▸ Uit te voeren: Geef alle onderstaande items woordelijk opnieuw weer en laat de afbeeldingen in je antwoord weg.

=== Gegeven items ===

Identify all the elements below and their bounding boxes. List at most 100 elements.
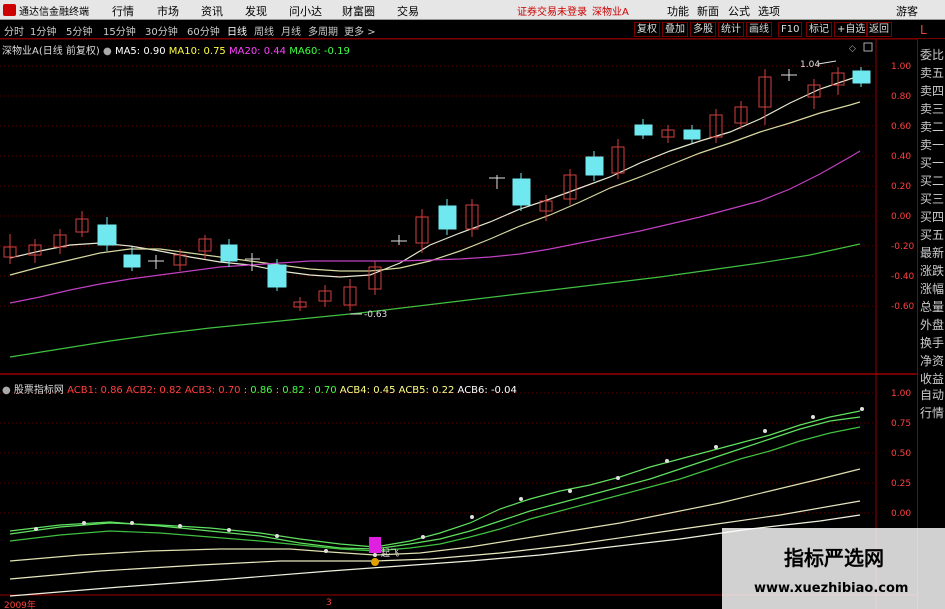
panel-buy1[interactable]: 买一 [920, 154, 945, 171]
panel-latest[interactable]: 最新 [920, 244, 945, 261]
panel-sell4[interactable]: 卖四 [920, 82, 945, 99]
tool-tongji[interactable]: 统计 [718, 22, 744, 37]
current-stock: 深物业A [592, 7, 629, 18]
acb-g2-label: : 0.82 [275, 385, 305, 396]
tool-f10[interactable]: F10 [778, 22, 803, 37]
panel-market[interactable]: 行情 [920, 404, 945, 421]
ma20-label: MA20: 0.44 [228, 46, 286, 57]
price-tick: 0.60 [891, 122, 912, 132]
diamond-icon[interactable]: ◇ [849, 44, 856, 54]
panel-buy2[interactable]: 买二 [920, 172, 945, 189]
panel-sell1[interactable]: 卖一 [920, 136, 945, 153]
signal-coin-icon [371, 558, 379, 566]
price-tick: -0.20 [891, 242, 915, 252]
right-info-panel: L 委比 卖五 卖四 卖三 卖二 卖一 买一 买二 买三 买四 买五 最新 涨跌… [917, 23, 945, 609]
acb5-label: ACB5: 0.22 [398, 385, 455, 396]
period-15min[interactable]: 15分钟 [103, 23, 136, 38]
panel-buy5[interactable]: 买五 [920, 226, 945, 243]
ma10-label: MA10: 0.75 [168, 46, 226, 57]
panel-change-pct[interactable]: 涨幅 [920, 280, 945, 297]
menu-item-gongshi[interactable]: 公式 [728, 3, 750, 19]
indicator-tick: 0.75 [891, 419, 912, 429]
period-1min[interactable]: 1分钟 [30, 23, 56, 38]
menu-item-wenxiaoda[interactable]: 问小达 [289, 3, 322, 19]
menu-item-hangqing[interactable]: 行情 [112, 3, 134, 19]
tool-fanhui[interactable]: 返回 [866, 22, 892, 37]
panel-buy3[interactable]: 买三 [920, 190, 945, 207]
ma60-label: MA60: -0.19 [289, 46, 350, 57]
chart-area: 1.04 -0.63 起飞 ◇ [0, 39, 917, 609]
tool-zixuan[interactable]: +自选 [834, 22, 869, 37]
panel-sell3[interactable]: 卖三 [920, 100, 945, 117]
period-weekly[interactable]: 周线 [254, 23, 274, 38]
period-daily[interactable]: 日线 [227, 23, 247, 38]
panel-turnover[interactable]: 换手 [920, 334, 945, 351]
indicator-tick: 1.00 [891, 389, 912, 399]
acb1-label: ACB1: 0.86 [67, 385, 123, 396]
tool-huaxian[interactable]: 画线 [746, 22, 772, 37]
period-30min[interactable]: 30分钟 [145, 23, 178, 38]
panel-netasset[interactable]: 净资 [920, 352, 945, 369]
ma20-line [9, 150, 861, 304]
tool-fuquan[interactable]: 复权 [634, 22, 660, 37]
tool-diejia[interactable]: 叠加 [662, 22, 688, 37]
acb6-label: ACB6: -0.04 [457, 385, 517, 396]
panel-auto[interactable]: 自动 [920, 386, 945, 403]
menu-item-xuanxiang[interactable]: 选项 [758, 3, 780, 19]
menu-item-xinmian[interactable]: 新面 [697, 3, 719, 19]
acb-g1-label: : 0.86 [243, 385, 273, 396]
panel-buy4[interactable]: 买四 [920, 208, 945, 225]
ma10-line [9, 101, 861, 276]
period-60min[interactable]: 60分钟 [187, 23, 220, 38]
menu-item-gongneng[interactable]: 功能 [667, 3, 689, 19]
maximize-icon[interactable] [863, 42, 873, 52]
panel-outer[interactable]: 外盘 [920, 316, 945, 333]
svg-text:-0.63: -0.63 [364, 310, 387, 320]
panel-sell2[interactable]: 卖二 [920, 118, 945, 135]
price-tick: 0.40 [891, 152, 912, 162]
indicator-tick: 0.00 [891, 509, 912, 519]
tool-duogu[interactable]: 多股 [690, 22, 716, 37]
circle-icon: ● [2, 385, 11, 396]
menu-item-jiaoyi[interactable]: 交易 [397, 3, 419, 19]
candlesticks [3, 67, 871, 311]
price-tick: 0.20 [891, 182, 912, 192]
panel-sell5[interactable]: 卖五 [920, 64, 945, 81]
chart2-legend: ● 股票指标网 ACB1: 0.86 ACB2: 0.82 ACB3: 0.70… [2, 381, 517, 396]
indicator-tick: 0.50 [891, 449, 912, 459]
app-title: 通达信金融终端 [19, 7, 89, 18]
menu-item-zixun[interactable]: 资讯 [201, 3, 223, 19]
tool-biaoji[interactable]: 标记 [806, 22, 832, 37]
menu-item-youke[interactable]: 游客 [896, 3, 918, 19]
panel-weibi[interactable]: 委比 [920, 46, 945, 63]
panel-earnings[interactable]: 收益 [920, 370, 945, 387]
acb-g3-label: : 0.70 [307, 385, 337, 396]
chart1-legend: 深物业A(日线 前复权) ● MA5: 0.90 MA10: 0.75 MA20… [2, 42, 350, 57]
menu-item-faxian[interactable]: 发现 [245, 3, 267, 19]
x-label-year: 2009年 [4, 601, 36, 609]
indicator-tick: 0.25 [891, 479, 912, 489]
circle-icon: ● [103, 46, 112, 57]
chart2-title: 股票指标网 [13, 385, 64, 396]
watermark-overlay: 指标严选网 www.xuezhibiao.com [722, 528, 945, 609]
period-5min[interactable]: 5分钟 [66, 23, 92, 38]
login-status: 证券交易未登录 [517, 7, 587, 18]
acb4-label: ACB4: 0.45 [339, 385, 396, 396]
watermark-title: 指标严选网 [784, 546, 884, 570]
price-tick: -0.40 [891, 272, 915, 282]
period-monthly[interactable]: 月线 [281, 23, 301, 38]
period-multi[interactable]: 多周期 [308, 23, 338, 38]
period-more[interactable]: 更多 > [344, 23, 376, 38]
menu-item-shichang[interactable]: 市场 [157, 3, 179, 19]
price-tick: 1.00 [891, 62, 912, 72]
panel-change[interactable]: 涨跌 [920, 262, 945, 279]
menu-item-caifuquan[interactable]: 财富圈 [342, 3, 375, 19]
period-fenshi[interactable]: 分时 [4, 23, 24, 38]
signal-marker [369, 537, 381, 553]
panel-volume[interactable]: 总量 [920, 298, 945, 315]
low-annotation: -0.63 [350, 310, 387, 320]
svg-text:1.04: 1.04 [800, 60, 820, 70]
panel-l-icon[interactable]: L [920, 23, 927, 37]
period-toolbar: 分时 1分钟 5分钟 15分钟 30分钟 60分钟 日线 周线 月线 多周期 更… [0, 20, 945, 39]
high-annotation: 1.04 [800, 60, 837, 70]
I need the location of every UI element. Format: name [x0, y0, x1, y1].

===

▸ Oplossing:
Identify all the elements below and their bounding boxes. List at most 100 elements.
panel-buy1[interactable]: 买一 [920, 154, 945, 171]
panel-latest[interactable]: 最新 [920, 244, 945, 261]
panel-sell4[interactable]: 卖四 [920, 82, 945, 99]
tool-tongji[interactable]: 统计 [718, 22, 744, 37]
current-stock: 深物业A [592, 7, 629, 18]
acb-g2-label: : 0.82 [275, 385, 305, 396]
tool-f10[interactable]: F10 [778, 22, 803, 37]
panel-market[interactable]: 行情 [920, 404, 945, 421]
ma20-label: MA20: 0.44 [228, 46, 286, 57]
price-tick: 0.60 [891, 122, 912, 132]
diamond-icon[interactable]: ◇ [849, 44, 856, 54]
panel-buy2[interactable]: 买二 [920, 172, 945, 189]
panel-sell1[interactable]: 卖一 [920, 136, 945, 153]
signal-coin-icon [371, 558, 379, 566]
price-tick: -0.20 [891, 242, 915, 252]
right-info-panel: L 委比 卖五 卖四 卖三 卖二 卖一 买一 买二 买三 买四 买五 最新 涨跌… [917, 23, 945, 609]
acb5-label: ACB5: 0.22 [398, 385, 455, 396]
period-15min[interactable]: 15分钟 [103, 23, 136, 38]
panel-buy5[interactable]: 买五 [920, 226, 945, 243]
ma10-label: MA10: 0.75 [168, 46, 226, 57]
panel-change-pct[interactable]: 涨幅 [920, 280, 945, 297]
menu-item-gongshi[interactable]: 公式 [728, 3, 750, 19]
indicator-tick: 0.75 [891, 419, 912, 429]
period-1min[interactable]: 1分钟 [30, 23, 56, 38]
menu-item-wenxiaoda[interactable]: 问小达 [289, 3, 322, 19]
menu-item-hangqing[interactable]: 行情 [112, 3, 134, 19]
tool-fanhui[interactable]: 返回 [866, 22, 892, 37]
panel-buy3[interactable]: 买三 [920, 190, 945, 207]
ma60-label: MA60: -0.19 [289, 46, 350, 57]
chart-area: 1.04 -0.63 起飞 ◇ [0, 39, 917, 609]
tool-zixuan[interactable]: +自选 [834, 22, 869, 37]
panel-sell3[interactable]: 卖三 [920, 100, 945, 117]
period-weekly[interactable]: 周线 [254, 23, 274, 38]
period-daily[interactable]: 日线 [227, 23, 247, 38]
panel-turnover[interactable]: 换手 [920, 334, 945, 351]
indicator-tick: 1.00 [891, 389, 912, 399]
acb1-label: ACB1: 0.86 [67, 385, 123, 396]
tool-huaxian[interactable]: 画线 [746, 22, 772, 37]
period-30min[interactable]: 30分钟 [145, 23, 178, 38]
panel-netasset[interactable]: 净资 [920, 352, 945, 369]
ma20-line [9, 150, 861, 304]
tool-fuquan[interactable]: 复权 [634, 22, 660, 37]
tool-diejia[interactable]: 叠加 [662, 22, 688, 37]
acb6-label: ACB6: -0.04 [457, 385, 517, 396]
panel-auto[interactable]: 自动 [920, 386, 945, 403]
menu-item-xuanxiang[interactable]: 选项 [758, 3, 780, 19]
menu-item-xinmian[interactable]: 新面 [697, 3, 719, 19]
acb-g1-label: : 0.86 [243, 385, 273, 396]
panel-buy4[interactable]: 买四 [920, 208, 945, 225]
ma10-line [9, 101, 861, 276]
period-60min[interactable]: 60分钟 [187, 23, 220, 38]
menu-item-gongneng[interactable]: 功能 [667, 3, 689, 19]
maximize-icon[interactable] [863, 42, 873, 52]
panel-outer[interactable]: 外盘 [920, 316, 945, 333]
svg-text:-0.63: -0.63 [364, 310, 387, 320]
panel-sell2[interactable]: 卖二 [920, 118, 945, 135]
price-tick: 0.40 [891, 152, 912, 162]
indicator-tick: 0.00 [891, 509, 912, 519]
tool-duogu[interactable]: 多股 [690, 22, 716, 37]
circle-icon: ● [2, 385, 11, 396]
menu-item-jiaoyi[interactable]: 交易 [397, 3, 419, 19]
candlesticks [3, 67, 871, 311]
price-tick: 0.20 [891, 182, 912, 192]
panel-sell5[interactable]: 卖五 [920, 64, 945, 81]
chart2-legend: ● 股票指标网 ACB1: 0.86 ACB2: 0.82 ACB3: 0.70… [2, 381, 517, 396]
indicator-tick: 0.50 [891, 449, 912, 459]
app-title: 通达信金融终端 [19, 7, 89, 18]
menu-item-zixun[interactable]: 资讯 [201, 3, 223, 19]
tool-biaoji[interactable]: 标记 [806, 22, 832, 37]
menu-item-youke[interactable]: 游客 [896, 3, 918, 19]
panel-weibi[interactable]: 委比 [920, 46, 945, 63]
panel-earnings[interactable]: 收益 [920, 370, 945, 387]
acb-g3-label: : 0.70 [307, 385, 337, 396]
chart1-legend: 深物业A(日线 前复权) ● MA5: 0.90 MA10: 0.75 MA20… [2, 42, 350, 57]
menu-item-faxian[interactable]: 发现 [245, 3, 267, 19]
x-label-year: 2009年 [4, 601, 36, 609]
indicator-tick: 0.25 [891, 479, 912, 489]
circle-icon: ● [103, 46, 112, 57]
chart2-title: 股票指标网 [13, 385, 64, 396]
watermark-overlay: 指标严选网 www.xuezhibiao.com [722, 528, 945, 609]
period-5min[interactable]: 5分钟 [66, 23, 92, 38]
login-status: 证券交易未登录 [517, 7, 587, 18]
acb4-label: ACB4: 0.45 [339, 385, 396, 396]
watermark-title: 指标严选网 [784, 546, 884, 570]
price-tick: -0.40 [891, 272, 915, 282]
period-monthly[interactable]: 月线 [281, 23, 301, 38]
period-multi[interactable]: 多周期 [308, 23, 338, 38]
period-more[interactable]: 更多 > [344, 23, 376, 38]
menu-item-shichang[interactable]: 市场 [157, 3, 179, 19]
price-tick: 1.00 [891, 62, 912, 72]
panel-change[interactable]: 涨跌 [920, 262, 945, 279]
menu-item-caifuquan[interactable]: 财富圈 [342, 3, 375, 19]
period-fenshi[interactable]: 分时 [4, 23, 24, 38]
signal-marker [369, 537, 381, 553]
panel-volume[interactable]: 总量 [920, 298, 945, 315]
low-annotation: -0.63 [350, 310, 387, 320]
svg-text:1.04: 1.04 [800, 60, 820, 70]
panel-l-icon[interactable]: L [920, 23, 927, 37]
period-toolbar: 分时 1分钟 5分钟 15分钟 30分钟 60分钟 日线 周线 月线 多周期 更… [0, 20, 945, 39]
high-annotation: 1.04 [800, 60, 837, 70]
I need the location of every UI element. Format: name [x0, y0, x1, y1].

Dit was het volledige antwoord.